Items from a data source:
────────────────────────────────────────

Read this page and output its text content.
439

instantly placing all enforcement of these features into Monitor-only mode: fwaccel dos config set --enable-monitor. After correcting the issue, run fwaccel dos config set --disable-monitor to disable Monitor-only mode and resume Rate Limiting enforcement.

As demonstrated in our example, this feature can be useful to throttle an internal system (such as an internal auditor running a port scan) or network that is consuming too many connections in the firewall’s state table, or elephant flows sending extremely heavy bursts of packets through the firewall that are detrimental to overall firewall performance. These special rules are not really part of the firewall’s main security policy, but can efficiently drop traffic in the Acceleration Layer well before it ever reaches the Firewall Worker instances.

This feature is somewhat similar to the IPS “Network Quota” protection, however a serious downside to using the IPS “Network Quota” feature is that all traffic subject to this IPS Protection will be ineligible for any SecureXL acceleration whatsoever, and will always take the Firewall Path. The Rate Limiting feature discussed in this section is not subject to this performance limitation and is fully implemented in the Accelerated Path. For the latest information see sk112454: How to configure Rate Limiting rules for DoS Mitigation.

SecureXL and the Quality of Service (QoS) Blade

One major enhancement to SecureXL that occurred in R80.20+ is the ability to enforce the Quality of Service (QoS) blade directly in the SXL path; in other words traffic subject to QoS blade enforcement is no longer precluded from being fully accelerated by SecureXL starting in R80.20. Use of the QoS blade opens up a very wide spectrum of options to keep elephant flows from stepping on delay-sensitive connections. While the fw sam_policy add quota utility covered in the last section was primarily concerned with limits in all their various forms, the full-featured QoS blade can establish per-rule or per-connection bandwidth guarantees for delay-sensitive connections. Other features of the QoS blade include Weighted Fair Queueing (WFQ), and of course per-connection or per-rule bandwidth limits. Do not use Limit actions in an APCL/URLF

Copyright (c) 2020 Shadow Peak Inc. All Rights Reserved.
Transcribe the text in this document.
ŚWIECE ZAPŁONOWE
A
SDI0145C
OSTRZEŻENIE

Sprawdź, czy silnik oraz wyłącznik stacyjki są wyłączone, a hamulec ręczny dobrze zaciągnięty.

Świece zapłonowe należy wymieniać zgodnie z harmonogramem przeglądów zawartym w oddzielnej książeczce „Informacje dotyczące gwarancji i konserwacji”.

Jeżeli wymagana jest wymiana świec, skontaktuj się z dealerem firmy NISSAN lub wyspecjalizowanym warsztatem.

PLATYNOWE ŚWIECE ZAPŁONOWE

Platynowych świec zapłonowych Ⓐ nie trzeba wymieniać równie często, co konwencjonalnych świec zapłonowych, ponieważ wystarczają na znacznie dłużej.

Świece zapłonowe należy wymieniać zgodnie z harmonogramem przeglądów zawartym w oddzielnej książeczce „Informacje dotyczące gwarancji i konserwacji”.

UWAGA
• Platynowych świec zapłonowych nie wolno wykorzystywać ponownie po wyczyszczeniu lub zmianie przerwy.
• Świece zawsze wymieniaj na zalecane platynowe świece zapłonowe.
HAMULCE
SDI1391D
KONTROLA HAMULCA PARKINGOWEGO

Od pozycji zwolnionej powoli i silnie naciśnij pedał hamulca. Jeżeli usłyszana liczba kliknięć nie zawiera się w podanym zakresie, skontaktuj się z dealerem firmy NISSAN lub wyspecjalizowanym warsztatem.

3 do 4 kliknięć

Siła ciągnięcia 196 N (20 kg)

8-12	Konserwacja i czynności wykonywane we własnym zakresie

────────────────────────────────────────

TASK STATEMENT >> Each line above is to be repeated exactly.

RESPONSE TO THIS TASK >>
Read this page and output its text content.
439

instantly placing all enforcement of these features into Monitor-only mode: fwaccel dos config set --enable-monitor. After correcting the issue, run fwaccel dos config set --disable-monitor to disable Monitor-only mode and resume Rate Limiting enforcement.

As demonstrated in our example, this feature can be useful to throttle an internal system (such as an internal auditor running a port scan) or network that is consuming too many connections in the firewall’s state table, or elephant flows sending extremely heavy bursts of packets through the firewall that are detrimental to overall firewall performance. These special rules are not really part of the firewall’s main security policy, but can efficiently drop traffic in the Acceleration Layer well before it ever reaches the Firewall Worker instances.

This feature is somewhat similar to the IPS “Network Quota” protection, however a serious downside to using the IPS “Network Quota” feature is that all traffic subject to this IPS Protection will be ineligible for any SecureXL acceleration whatsoever, and will always take the Firewall Path. The Rate Limiting feature discussed in this section is not subject to this performance limitation and is fully implemented in the Accelerated Path. For the latest information see sk112454: How to configure Rate Limiting rules for DoS Mitigation.

SecureXL and the Quality of Service (QoS) Blade

One major enhancement to SecureXL that occurred in R80.20+ is the ability to enforce the Quality of Service (QoS) blade directly in the SXL path; in other words traffic subject to QoS blade enforcement is no longer precluded from being fully accelerated by SecureXL starting in R80.20. Use of the QoS blade opens up a very wide spectrum of options to keep elephant flows from stepping on delay-sensitive connections. While the fw sam_policy add quota utility covered in the last section was primarily concerned with limits in all their various forms, the full-featured QoS blade can establish per-rule or per-connection bandwidth guarantees for delay-sensitive connections. Other features of the QoS blade include Weighted Fair Queueing (WFQ), and of course per-connection or per-rule bandwidth limits. Do not use Limit actions in an APCL/URLF

Copyright (c) 2020 Shadow Peak Inc. All Rights Reserved.
Transcribe the text in this document.
ŚWIECE ZAPŁONOWE
A
SDI0145C
OSTRZEŻENIE

Sprawdź, czy silnik oraz wyłącznik stacyjki są wyłączone, a hamulec ręczny dobrze zaciągnięty.

Świece zapłonowe należy wymieniać zgodnie z harmonogramem przeglądów zawartym w oddzielnej książeczce „Informacje dotyczące gwarancji i konserwacji”.

Jeżeli wymagana jest wymiana świec, skontaktuj się z dealerem firmy NISSAN lub wyspecjalizowanym warsztatem.

PLATYNOWE ŚWIECE ZAPŁONOWE

Platynowych świec zapłonowych Ⓐ nie trzeba wymieniać równie często, co konwencjonalnych świec zapłonowych, ponieważ wystarczają na znacznie dłużej.

Świece zapłonowe należy wymieniać zgodnie z harmonogramem przeglądów zawartym w oddzielnej książeczce „Informacje dotyczące gwarancji i konserwacji”.

UWAGA
• Platynowych świec zapłonowych nie wolno wykorzystywać ponownie po wyczyszczeniu lub zmianie przerwy.
• Świece zawsze wymieniaj na zalecane platynowe świece zapłonowe.
HAMULCE
SDI1391D
KONTROLA HAMULCA PARKINGOWEGO

Od pozycji zwolnionej powoli i silnie naciśnij pedał hamulca. Jeżeli usłyszana liczba kliknięć nie zawiera się w podanym zakresie, skontaktuj się z dealerem firmy NISSAN lub wyspecjalizowanym warsztatem.

3 do 4 kliknięć

Siła ciągnięcia 196 N (20 kg)

8-12	Konserwacja i czynności wykonywane we własnym zakresie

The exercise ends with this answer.